WORK TO DO: Retype all of the listing exactly, passing over any picture you find.

INPUT MATERIAL:

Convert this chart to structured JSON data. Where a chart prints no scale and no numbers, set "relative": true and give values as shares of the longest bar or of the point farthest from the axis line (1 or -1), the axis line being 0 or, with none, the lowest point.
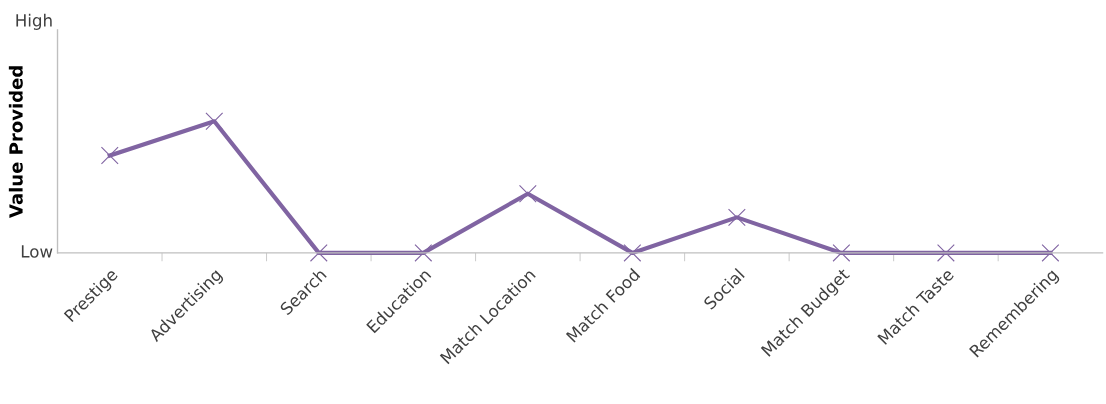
{
  "chart_data": {
    "type": "line",
    "ylabel": "Value Provided",
    "relative": true,
    "categories": [
      "Prestige",
      "Advertising",
      "Search",
      "Education",
      "Match Location",
      "Match Food",
      "Social",
      "Match Budget",
      "Match Taste",
      "Remembering"
    ],
    "series": [
      {
        "color": "#8064a2",
        "values": [
          0.74,
          1,
          0,
          0,
          0.45,
          0,
          0.27,
          0,
          0,
          0
        ]
      }
    ],
    "annotations": [
      "High",
      "Low"
    ],
    "marker": "cross",
    "line_style": "solid"
  }
}
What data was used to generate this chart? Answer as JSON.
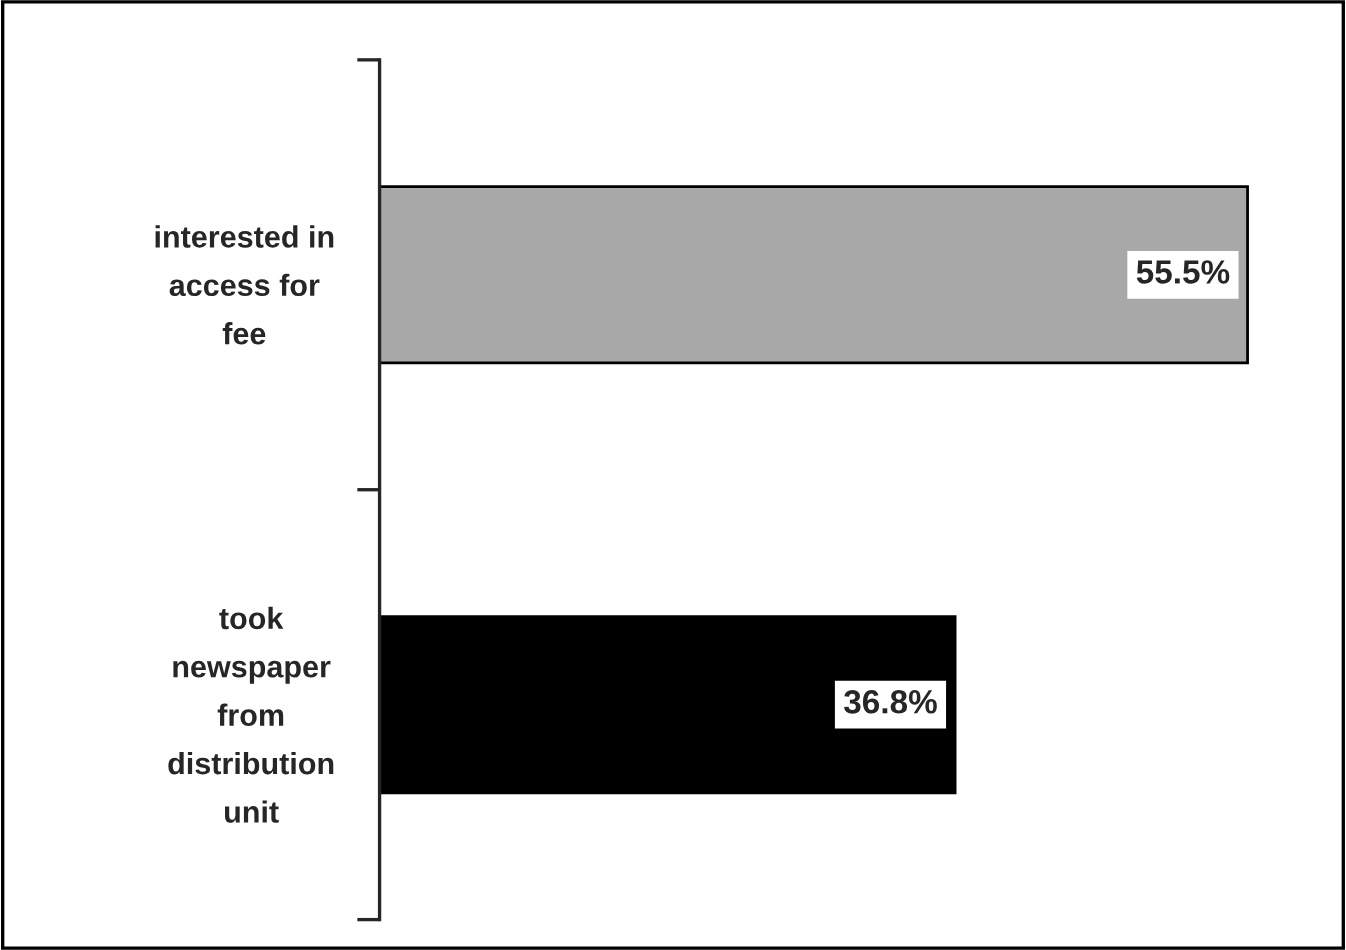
{
  "chart_data": {
    "type": "bar",
    "orientation": "horizontal",
    "categories": [
      "interested in\naccess for\nfee",
      "took\nnewspaper\nfrom\ndistribution\nunit"
    ],
    "values": [
      55.5,
      36.8
    ],
    "colors": [
      "#a8a8a8",
      "#000000"
    ],
    "value_labels": [
      "55.5%",
      "36.8%"
    ],
    "grid": false,
    "legend": false
  }
}
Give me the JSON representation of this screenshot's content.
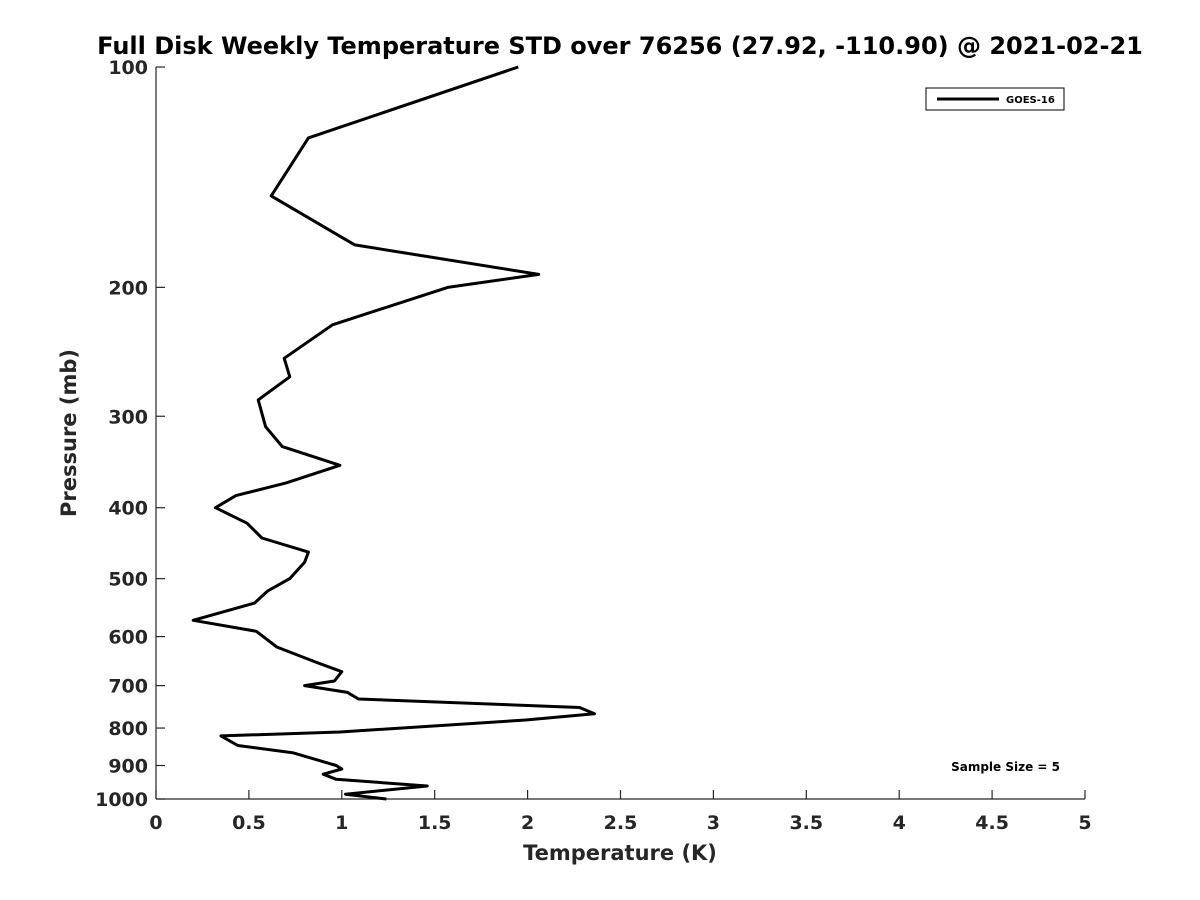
{
  "chart_data": {
    "type": "line",
    "title": "Full Disk Weekly Temperature STD over 76256 (27.92, -110.90) @ 2021-02-21",
    "xlabel": "Temperature (K)",
    "ylabel": "Pressure (mb)",
    "xlim": [
      0,
      5
    ],
    "ylim": [
      100,
      1000
    ],
    "yscale": "log",
    "yreversed": true,
    "grid": false,
    "x_ticks": [
      0,
      0.5,
      1,
      1.5,
      2,
      2.5,
      3,
      3.5,
      4,
      4.5,
      5
    ],
    "x_tick_labels": [
      "0",
      "0.5",
      "1",
      "1.5",
      "2",
      "2.5",
      "3",
      "3.5",
      "4",
      "4.5",
      "5"
    ],
    "y_ticks": [
      100,
      200,
      300,
      400,
      500,
      600,
      700,
      800,
      900,
      1000
    ],
    "y_tick_labels": [
      "100",
      "200",
      "300",
      "400",
      "500",
      "600",
      "700",
      "800",
      "900",
      "1000"
    ],
    "legend": {
      "position": "top-right",
      "entries": [
        "GOES-16"
      ]
    },
    "annotation": "Sample Size = 5",
    "series": [
      {
        "name": "GOES-16",
        "color": "#000000",
        "points": [
          [
            1.95,
            100
          ],
          [
            0.82,
            125
          ],
          [
            0.62,
            150
          ],
          [
            1.07,
            175
          ],
          [
            2.06,
            192
          ],
          [
            1.57,
            200
          ],
          [
            0.95,
            225
          ],
          [
            0.69,
            250
          ],
          [
            0.72,
            265
          ],
          [
            0.55,
            285
          ],
          [
            0.59,
            310
          ],
          [
            0.68,
            330
          ],
          [
            0.99,
            350
          ],
          [
            0.7,
            370
          ],
          [
            0.43,
            385
          ],
          [
            0.32,
            400
          ],
          [
            0.49,
            420
          ],
          [
            0.57,
            440
          ],
          [
            0.82,
            460
          ],
          [
            0.8,
            475
          ],
          [
            0.72,
            500
          ],
          [
            0.6,
            520
          ],
          [
            0.53,
            540
          ],
          [
            0.2,
            570
          ],
          [
            0.54,
            590
          ],
          [
            0.65,
            620
          ],
          [
            0.86,
            650
          ],
          [
            1.0,
            670
          ],
          [
            0.96,
            690
          ],
          [
            0.8,
            700
          ],
          [
            1.03,
            715
          ],
          [
            1.09,
            730
          ],
          [
            2.28,
            750
          ],
          [
            2.36,
            765
          ],
          [
            1.99,
            780
          ],
          [
            0.99,
            810
          ],
          [
            0.35,
            820
          ],
          [
            0.44,
            845
          ],
          [
            0.74,
            865
          ],
          [
            0.97,
            900
          ],
          [
            1.0,
            910
          ],
          [
            0.9,
            925
          ],
          [
            0.97,
            940
          ],
          [
            1.46,
            960
          ],
          [
            1.02,
            985
          ],
          [
            1.24,
            1000
          ]
        ]
      }
    ]
  }
}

SOLUTION TO THIS EXERCISE:
Convert this chart to structured JSON data. Where a chart prints no scale and no numbers, set "relative": true and give values as shares of the longest bar or of the point farthest from the axis line (1 or -1), the axis line being 0 or, with none, the lowest point.
{
  "chart_data": {
    "type": "line",
    "ylabel": "Value Provided",
    "relative": true,
    "categories": [
      "Prestige",
      "Advertising",
      "Search",
      "Education",
      "Match Location",
      "Match Food",
      "Social",
      "Match Budget",
      "Match Taste",
      "Remembering"
    ],
    "series": [
      {
        "color": "#8064a2",
        "values": [
          0.74,
          1,
          0,
          0,
          0.45,
          0,
          0.27,
          0,
          0,
          0
        ]
      }
    ],
    "annotations": [
      "High",
      "Low"
    ],
    "marker": "cross",
    "line_style": "solid"
  }
}
What data was used to generate this chart? Answer as JSON.
{
  "chart_data": {
    "type": "bar",
    "orientation": "horizontal",
    "categories": [
      "interested in\naccess for\nfee",
      "took\nnewspaper\nfrom\ndistribution\nunit"
    ],
    "values": [
      55.5,
      36.8
    ],
    "colors": [
      "#a8a8a8",
      "#000000"
    ],
    "value_labels": [
      "55.5%",
      "36.8%"
    ],
    "grid": false,
    "legend": false
  }
}
Give me the JSON representation of this screenshot's content.
{
  "chart_data": {
    "type": "line",
    "title": "Full Disk Weekly Temperature STD over 76256 (27.92, -110.90) @ 2021-02-21",
    "xlabel": "Temperature (K)",
    "ylabel": "Pressure (mb)",
    "xlim": [
      0,
      5
    ],
    "ylim": [
      100,
      1000
    ],
    "yscale": "log",
    "yreversed": true,
    "grid": false,
    "x_ticks": [
      0,
      0.5,
      1,
      1.5,
      2,
      2.5,
      3,
      3.5,
      4,
      4.5,
      5
    ],
    "x_tick_labels": [
      "0",
      "0.5",
      "1",
      "1.5",
      "2",
      "2.5",
      "3",
      "3.5",
      "4",
      "4.5",
      "5"
    ],
    "y_ticks": [
      100,
      200,
      300,
      400,
      500,
      600,
      700,
      800,
      900,
      1000
    ],
    "y_tick_labels": [
      "100",
      "200",
      "300",
      "400",
      "500",
      "600",
      "700",
      "800",
      "900",
      "1000"
    ],
    "legend": {
      "position": "top-right",
      "entries": [
        "GOES-16"
      ]
    },
    "annotation": "Sample Size = 5",
    "series": [
      {
        "name": "GOES-16",
        "color": "#000000",
        "points": [
          [
            1.95,
            100
          ],
          [
            0.82,
            125
          ],
          [
            0.62,
            150
          ],
          [
            1.07,
            175
          ],
          [
            2.06,
            192
          ],
          [
            1.57,
            200
          ],
          [
            0.95,
            225
          ],
          [
            0.69,
            250
          ],
          [
            0.72,
            265
          ],
          [
            0.55,
            285
          ],
          [
            0.59,
            310
          ],
          [
            0.68,
            330
          ],
          [
            0.99,
            350
          ],
          [
            0.7,
            370
          ],
          [
            0.43,
            385
          ],
          [
            0.32,
            400
          ],
          [
            0.49,
            420
          ],
          [
            0.57,
            440
          ],
          [
            0.82,
            460
          ],
          [
            0.8,
            475
          ],
          [
            0.72,
            500
          ],
          [
            0.6,
            520
          ],
          [
            0.53,
            540
          ],
          [
            0.2,
            570
          ],
          [
            0.54,
            590
          ],
          [
            0.65,
            620
          ],
          [
            0.86,
            650
          ],
          [
            1.0,
            670
          ],
          [
            0.96,
            690
          ],
          [
            0.8,
            700
          ],
          [
            1.03,
            715
          ],
          [
            1.09,
            730
          ],
          [
            2.28,
            750
          ],
          [
            2.36,
            765
          ],
          [
            1.99,
            780
          ],
          [
            0.99,
            810
          ],
          [
            0.35,
            820
          ],
          [
            0.44,
            845
          ],
          [
            0.74,
            865
          ],
          [
            0.97,
            900
          ],
          [
            1.0,
            910
          ],
          [
            0.9,
            925
          ],
          [
            0.97,
            940
          ],
          [
            1.46,
            960
          ],
          [
            1.02,
            985
          ],
          [
            1.24,
            1000
          ]
        ]
      }
    ]
  }
}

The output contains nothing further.